(Collection entries)
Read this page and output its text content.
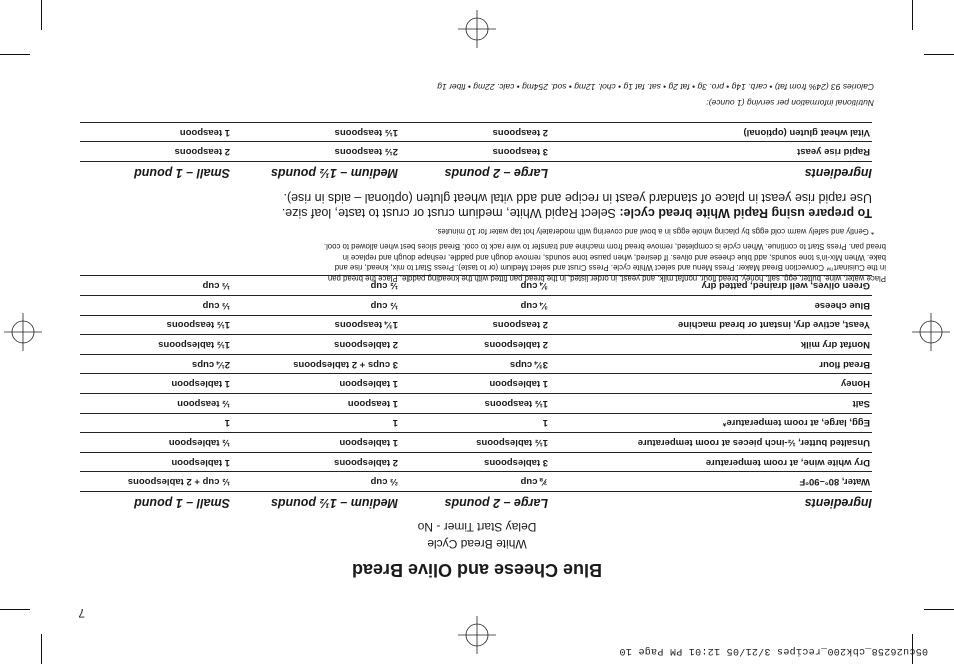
05cu26258_cbk200_recipes 3/21/05 12:01 PM Page 10
7
Blue Cheese and Olive Bread
White Bread Cycle
Delay Start Timer - No
Ingredients	Large – 2 pounds	Medium – 1½ pounds	Small – 1 pound
Water, 80°–90°F	⅞ cup	⅔ cup	½ cup + 2 tablespoons
Dry white wine, at room temperature	3 tablespoons	2 tablespoons	1 tablespoon
Unsalted butter, ½-inch pieces at room temperature	1½ tablespoons	1 tablespoon	½ tablespoon
Egg, large, at room temperature*	1	1	1
Salt	1½ teaspoons	1 teaspoon	½ teaspoon
Honey	1 tablespoon	1 tablespoon	1 tablespoon
Bread flour	3¾ cups	3 cups + 2 tablespoons	2¼ cups
Nonfat dry milk	2 tablespoons	2 tablespoons	1½ tablespoons
Yeast, active dry, instant or bread machine	2 teaspoons	1¾ teaspoons	1½ teaspoons
Blue cheese	¾ cup	½ cup	⅓ cup
Green olives, well drained, patted dry	¾ cup	½ cup	⅓ cup
Place water, wine, butter, egg, salt, honey, bread flour, nonfat milk, and yeast, in order listed, in the bread pan fitted with the kneading paddle. Place the bread pan
in the Cuisinart™ Convection Bread Maker. Press Menu and select White cycle. Press Crust and select Medium (or to taste). Press Start to mix, knead, rise and
bake. When Mix-in's tone sounds, add blue cheese and olives. If desired, when pause tone sounds, remove dough and paddle, reshape dough and replace in
bread pan. Press Start to continue. When cycle is completed, remove bread from machine and transfer to wire rack to cool. Bread slices best when allowed to cool.
* Gently and safely warm cold eggs by placing whole eggs in a bowl and covering with moderately hot tap water for 10 minutes.
To prepare using Rapid White bread cycle: Select Rapid White, medium crust or crust to taste, loaf size.
Use rapid rise yeast in place of standard yeast in recipe and add vital wheat gluten (optional – aids in rise).
Ingredients	Large – 2 pounds	Medium – 1½ pounds	Small – 1 pound
Rapid rise yeast	3 teaspoons	2½ teaspoons	2 teaspoons
Vital wheat gluten (optional)	2 teaspoons	1½ teaspoons	1 teaspoon
Nutritional information per serving (1 ounce):
Calories 93 (24% from fat) • carb. 14g • pro. 3g • fat 2g • sat. fat 1g • chol. 12mg • sod. 254mg • calc. 22mg • fiber 1g
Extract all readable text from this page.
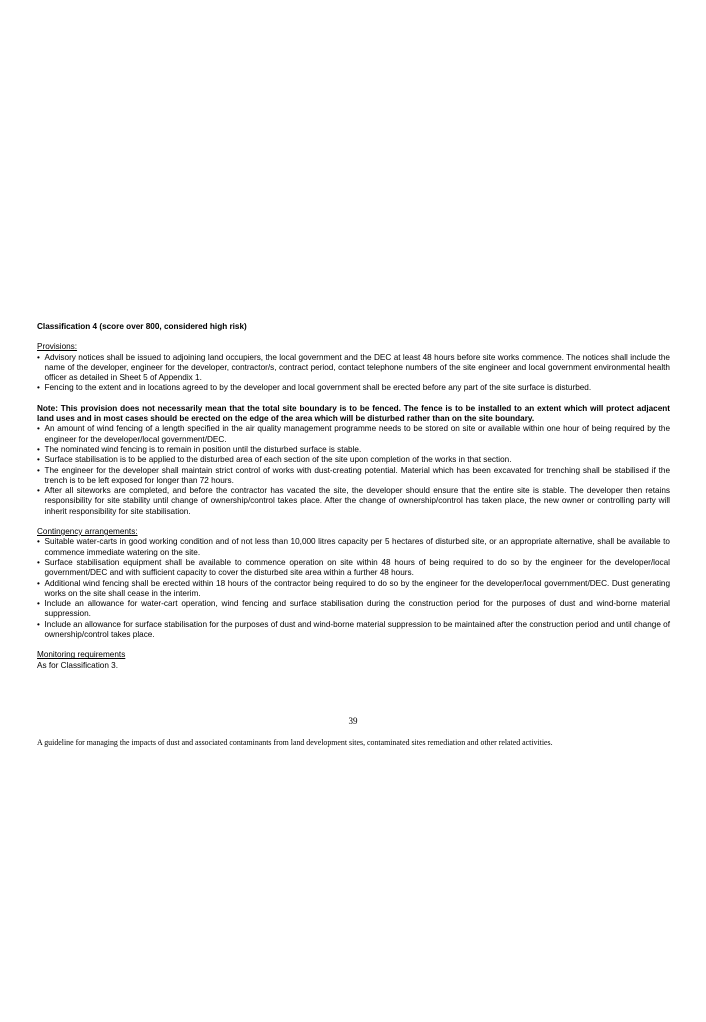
Classification 4 (score over 800, considered high risk)

Provisions:

• Advisory notices shall be issued to adjoining land occupiers, the local government and the DEC at least 48 hours before site works commence. The notices shall include the name of the developer, engineer for the developer, contractor/s, contract period, contact telephone numbers of the site engineer and local government environmental health officer as detailed in Sheet 5 of Appendix 1.
• Fencing to the extent and in locations agreed to by the developer and local government shall be erected before any part of the site surface is disturbed.

Note: This provision does not necessarily mean that the total site boundary is to be fenced. The fence is to be installed to an extent which will protect adjacent land uses and in most cases should be erected on the edge of the area which will be disturbed rather than on the site boundary.

• An amount of wind fencing of a length specified in the air quality management programme needs to be stored on site or available within one hour of being required by the engineer for the developer/local government/DEC.
• The nominated wind fencing is to remain in position until the disturbed surface is stable.
• Surface stabilisation is to be applied to the disturbed area of each section of the site upon completion of the works in that section.
• The engineer for the developer shall maintain strict control of works with dust-creating potential. Material which has been excavated for trenching shall be stabilised if the trench is to be left exposed for longer than 72 hours.
• After all siteworks are completed, and before the contractor has vacated the site, the developer should ensure that the entire site is stable. The developer then retains responsibility for site stability until change of ownership/control takes place. After the change of ownership/control has taken place, the new owner or controlling party will inherit responsibility for site stabilisation.

Contingency arrangements:

• Suitable water-carts in good working condition and of not less than 10,000 litres capacity per 5 hectares of disturbed site, or an appropriate alternative, shall be available to commence immediate watering on the site.
• Surface stabilisation equipment shall be available to commence operation on site within 48 hours of being required to do so by the engineer for the developer/local government/DEC and with sufficient capacity to cover the disturbed site area within a further 48 hours.
• Additional wind fencing shall be erected within 18 hours of the contractor being required to do so by the engineer for the developer/local government/DEC. Dust generating works on the site shall cease in the interim.
• Include an allowance for water-cart operation, wind fencing and surface stabilisation during the construction period for the purposes of dust and wind-borne material suppression.
• Include an allowance for surface stabilisation for the purposes of dust and wind-borne material suppression to be maintained after the construction period and until change of ownership/control takes place.

Monitoring requirements

As for Classification 3.

39
A guideline for managing the impacts of dust and associated contaminants from land development sites, contaminated sites remediation and other related activities.
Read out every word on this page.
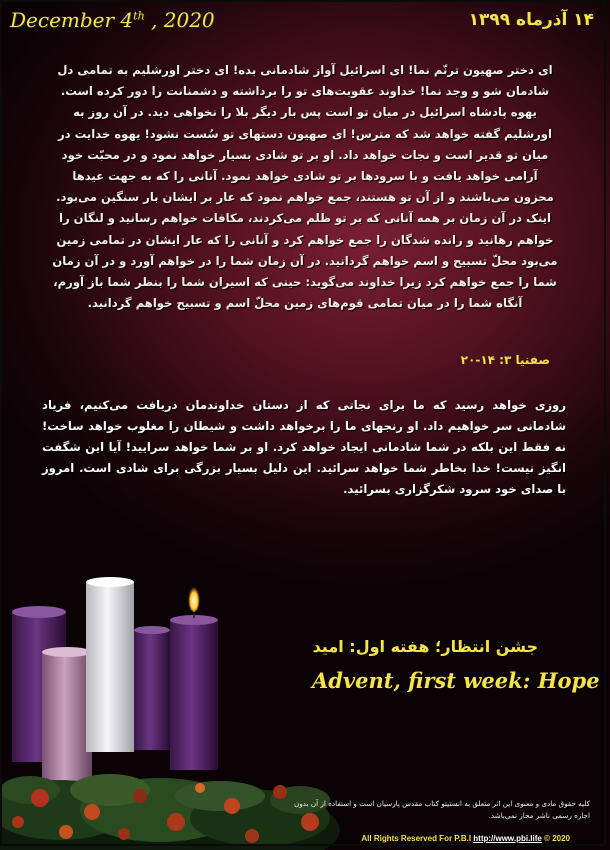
December 4th , 2020	۱۴ آذرماه ۱۳۹۹
ای دختر صهیون ترنّم نما! ای اسرائیل آواز شادمانی بده! ای دختر اورشلیم به تمامی دل شادمان شو و وجد نما! خداوند عقوبت‌های تو را برداشته و دشمنانت را دور کرده است. یهوه پادشاه اسرائیل در میان تو است پس بار دیگر بلا را نخواهی دید. در آن روز به اورشلیم گفته خواهد شد که مترس! ای صهیون دستهای تو سُست نشود! یهوه خدایت در میان تو قدیر است و نجات خواهد داد. او بر تو شادی بسیار خواهد نمود و در محبّت خود آرامی خواهد یافت و با سرودها بر تو شادی خواهد نمود. آنانی را که به جهت عیدها محزون می‌باشند و از آن تو هستند، جمع خواهم نمود که عار بر ایشان بار سنگین می‌بود. اینک در آن زمان بر همه آنانی که بر تو ظلم می‌کردند، مکافات خواهم رسانید و لنگان را خواهم رهانید و رانده شدگان را جمع خواهم کرد و آنانی را که عار ایشان در تمامی زمین می‌بود محلّ تسبیح و اسم خواهم گردانید. در آن زمان شما را در خواهم آورد و در آن زمان شما را جمع خواهم کرد زیرا خداوند می‌گوید: حینی که اسیران شما را بنظر شما باز آورم، آنگاه شما را در میان تمامی قوم‌های زمین محلّ اسم و تسبیح خواهم گردانید.
صفنیا ۳: ۱۴-۲۰
روزی خواهد رسید که ما برای نجاتی که از دستان خداوندمان دریافت می‌کنیم، فریاد شادمانی سر خواهیم داد. او رنجهای ما را برخواهد داشت و شیطان را مغلوب خواهد ساخت! نه فقط این بلکه در شما شادمانی ایجاد خواهد کرد. او بر شما خواهد سرایید! آیا این شگفت انگیز نیست! خدا بخاطر شما خواهد سرائید. این دلیل بسیار بزرگی برای شادی است. امروز با صدای خود سرود شکرگزاری بسرائید.
جشن انتظار؛ هفته اول: امید
Advent, first week: Hope
کلیه حقوق مادی و معنوی این اثر متعلق به انستیتو کتاب مقدس پارسیان است و استفاده از آن بدون اجازه رسمی ناشر مجاز نمی‌باشد.
All Rights Reserved For P.B.I http://www.pbi.life © 2020
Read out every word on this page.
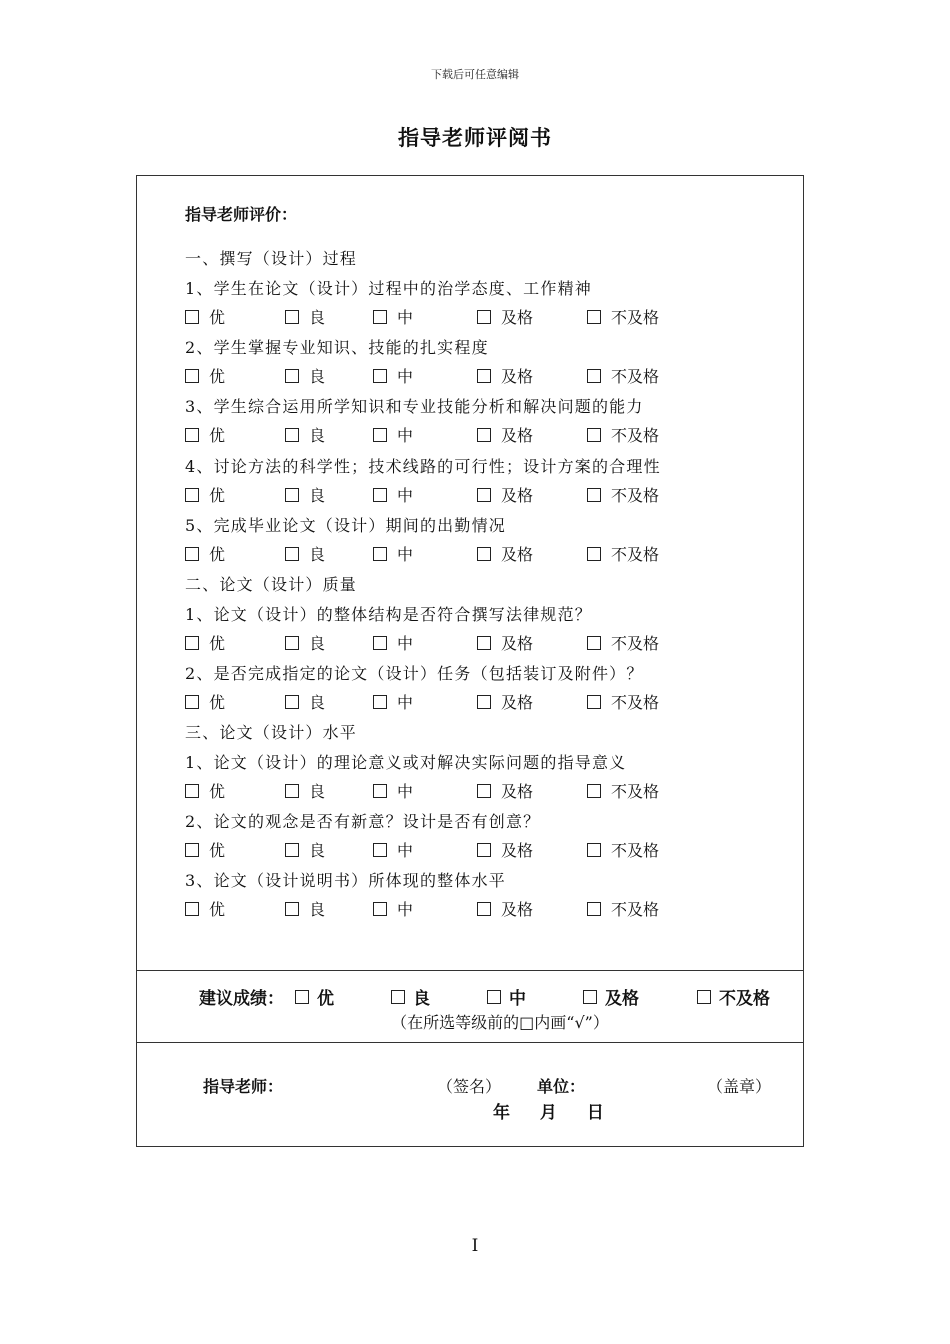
下载后可任意编辑
指导老师评阅书
指导老师评价：
一、撰写（设计）过程
1、学生在论文（设计）过程中的治学态度、工作精神
优	良	中	及格	不及格
2、学生掌握专业知识、技能的扎实程度
优	良	中	及格	不及格
3、学生综合运用所学知识和专业技能分析和解决问题的能力
优	良	中	及格	不及格
4、讨论方法的科学性；技术线路的可行性；设计方案的合理性
优	良	中	及格	不及格
5、完成毕业论文（设计）期间的出勤情况
优	良	中	及格	不及格
二、论文（设计）质量
1、论文（设计）的整体结构是否符合撰写法律规范？
优	良	中	及格	不及格
2、是否完成指定的论文（设计）任务（包括装订及附件）？
优	良	中	及格	不及格
三、论文（设计）水平
1、论文（设计）的理论意义或对解决实际问题的指导意义
优	良	中	及格	不及格
2、论文的观念是否有新意？设计是否有创意？
优	良	中	及格	不及格
3、论文（设计说明书）所体现的整体水平
优	良	中	及格	不及格
建议成绩：	优	良	中	及格	不及格
（在所选等级前的□内画“√”）
指导老师：	（签名） 单位：	（盖章）
年 月 日
I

Problem to solve:
Within the data above, pick out all lines holding the word "suppression".

The solution:
• Include an allowance for water-cart operation, wind fencing and surface stabilisation during the construction period for the purposes of dust and wind-borne material suppression.
• Include an allowance for surface stabilisation for the purposes of dust and wind-borne material suppression to be maintained after the construction period and until change of ownership/control takes place.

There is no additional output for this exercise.